### HOW TO COMPLETE THIS TASK
Wherever pictures occur in the entries below, leave them out and retype the rest exactly.

### DATA EXTRACTS

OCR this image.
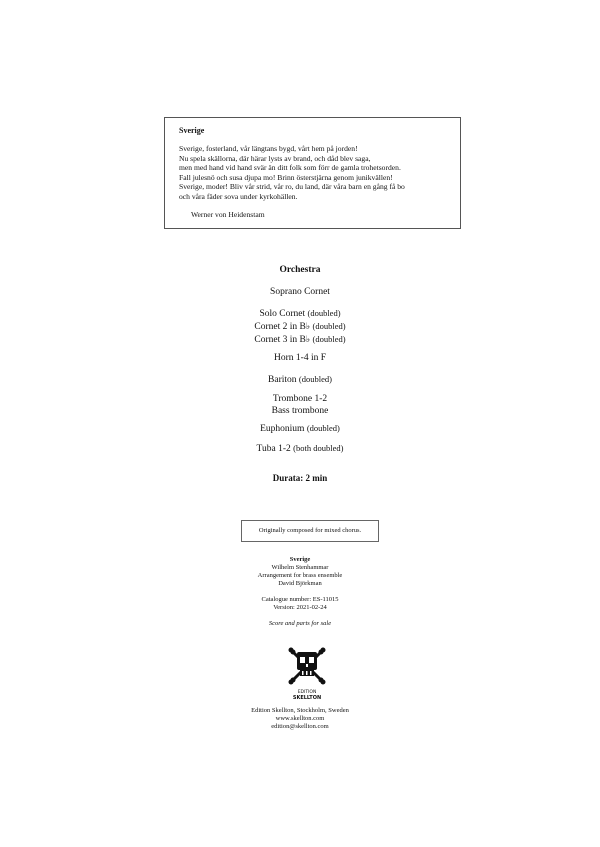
Sverige
Sverige, fosterland, vår längtans bygd, vårt hem på jorden!
Nu spela skällorna, där härar lysts av brand, och dåd blev saga,
men med hand vid hand svär än ditt folk som förr de gamla trohetsorden.
Fall julesnö och susa djupa mo! Brinn österstjärna genom junikvällen!
Sverige, moder! Bliv vår strid, vår ro, du land, där våra barn en gång få bo
och våra fäder sova under kyrkohällen.
Werner von Heidenstam
Orchestra
Soprano Cornet
Solo Cornet (doubled)
Cornet 2 in B♭ (doubled)
Cornet 3 in B♭ (doubled)
Horn 1-4 in F
Bariton (doubled)
Trombone 1-2
Bass trombone
Euphonium (doubled)
Tuba 1-2 (both doubled)
Durata: 2 min
Originally composed for mixed chorus.
Sverige
Wilhelm Stenhammar
Arrangement for brass ensemble
David Björkman
Catalogue number: ES-11015
Version: 2021-02-24
Score and parts for sale
EDITION
SKELLTON
Edition Skellton, Stockholm, Sweden
www.skellton.com
edition@skellton.com
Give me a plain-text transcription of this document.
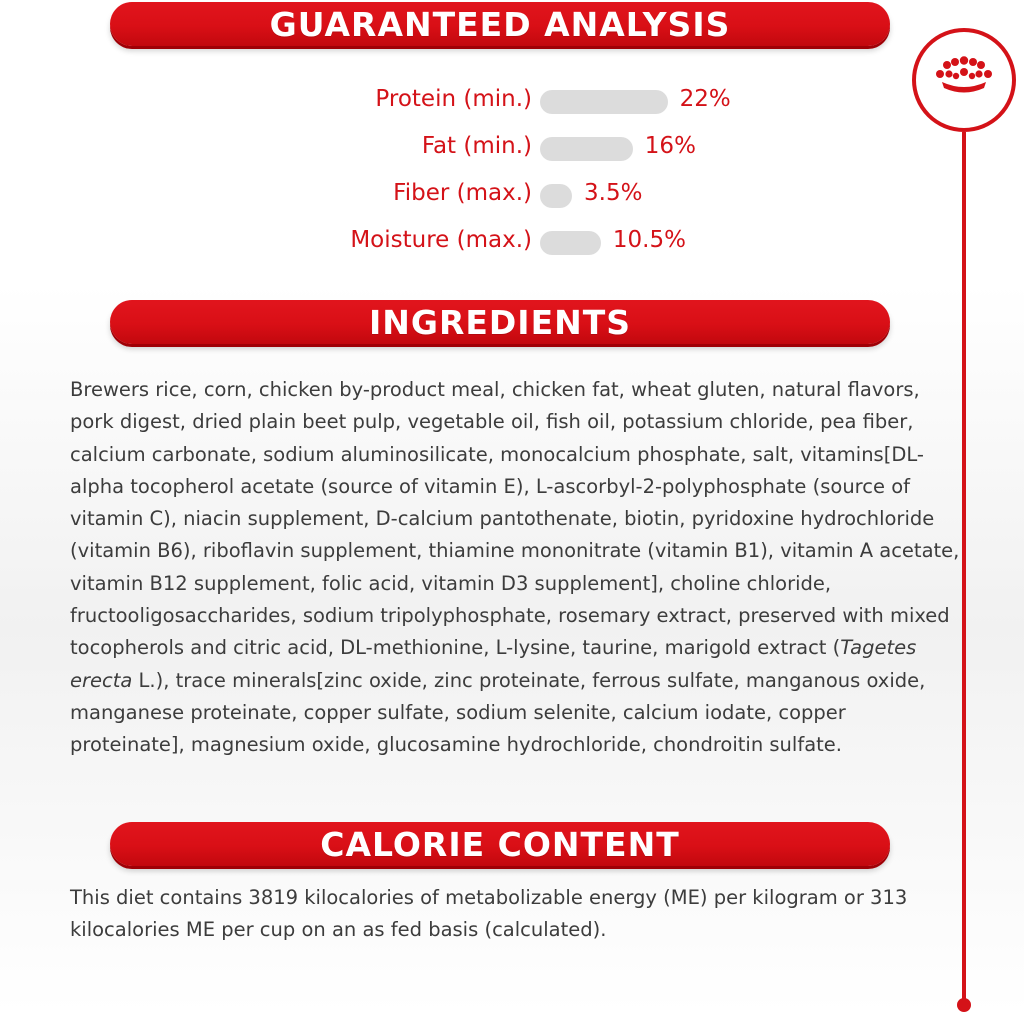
GUARANTEED ANALYSIS
Protein (min.)	22%
Fat (min.)	16%
Fiber (max.) 3.5%
Moisture (max.)	10.5%
INGREDIENTS

Brewers rice, corn, chicken by-product meal, chicken fat, wheat gluten, natural flavors, pork digest, dried plain beet pulp, vegetable oil, fish oil, potassium chloride, pea fiber, calcium carbonate, sodium aluminosilicate, monocalcium phosphate, salt, vitamins[DL-alpha tocopherol acetate (source of vitamin E), L-ascorbyl-2-polyphosphate (source of vitamin C), niacin supplement, D-calcium pantothenate, biotin, pyridoxine hydrochloride (vitamin B6), riboflavin supplement, thiamine mononitrate (vitamin B1), vitamin A acetate, vitamin B12 supplement, folic acid, vitamin D3 supplement], choline chloride, fructooligosaccharides, sodium tripolyphosphate, rosemary extract, preserved with mixed tocopherols and citric acid, DL-methionine, L-lysine, taurine, marigold extract (Tagetes erecta L.), trace minerals[zinc oxide, zinc proteinate, ferrous sulfate, manganous oxide, manganese proteinate, copper sulfate, sodium selenite, calcium iodate, copper proteinate], magnesium oxide, glucosamine hydrochloride, chondroitin sulfate.

CALORIE CONTENT

This diet contains 3819 kilocalories of metabolizable energy (ME) per kilogram or 313 kilocalories ME per cup on an as fed basis (calculated).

### OUTPUT FOR THIS EXERCISE
OCR this image.
Sverige
Sverige, fosterland, vår längtans bygd, vårt hem på jorden!
Nu spela skällorna, där härar lysts av brand, och dåd blev saga,
men med hand vid hand svär än ditt folk som förr de gamla trohetsorden.
Fall julesnö och susa djupa mo! Brinn österstjärna genom junikvällen!
Sverige, moder! Bliv vår strid, vår ro, du land, där våra barn en gång få bo
och våra fäder sova under kyrkohällen.
Werner von Heidenstam
Orchestra
Soprano Cornet
Solo Cornet (doubled)
Cornet 2 in B♭ (doubled)
Cornet 3 in B♭ (doubled)
Horn 1-4 in F
Bariton (doubled)
Trombone 1-2
Bass trombone
Euphonium (doubled)
Tuba 1-2 (both doubled)
Durata: 2 min
Originally composed for mixed chorus.
Sverige
Wilhelm Stenhammar
Arrangement for brass ensemble
David Björkman
Catalogue number: ES-11015
Version: 2021-02-24
Score and parts for sale
EDITION
SKELLTON
Edition Skellton, Stockholm, Sweden
www.skellton.com
edition@skellton.com
Give me a plain-text transcription of this document.
GUARANTEED ANALYSIS
Protein (min.)	22%
Fat (min.)	16%
Fiber (max.) 3.5%
Moisture (max.)	10.5%
INGREDIENTS

Brewers rice, corn, chicken by-product meal, chicken fat, wheat gluten, natural flavors, pork digest, dried plain beet pulp, vegetable oil, fish oil, potassium chloride, pea fiber, calcium carbonate, sodium aluminosilicate, monocalcium phosphate, salt, vitamins[DL-alpha tocopherol acetate (source of vitamin E), L-ascorbyl-2-polyphosphate (source of vitamin C), niacin supplement, D-calcium pantothenate, biotin, pyridoxine hydrochloride (vitamin B6), riboflavin supplement, thiamine mononitrate (vitamin B1), vitamin A acetate, vitamin B12 supplement, folic acid, vitamin D3 supplement], choline chloride, fructooligosaccharides, sodium tripolyphosphate, rosemary extract, preserved with mixed tocopherols and citric acid, DL-methionine, L-lysine, taurine, marigold extract (Tagetes erecta L.), trace minerals[zinc oxide, zinc proteinate, ferrous sulfate, manganous oxide, manganese proteinate, copper sulfate, sodium selenite, calcium iodate, copper proteinate], magnesium oxide, glucosamine hydrochloride, chondroitin sulfate.

CALORIE CONTENT

This diet contains 3819 kilocalories of metabolizable energy (ME) per kilogram or 313 kilocalories ME per cup on an as fed basis (calculated).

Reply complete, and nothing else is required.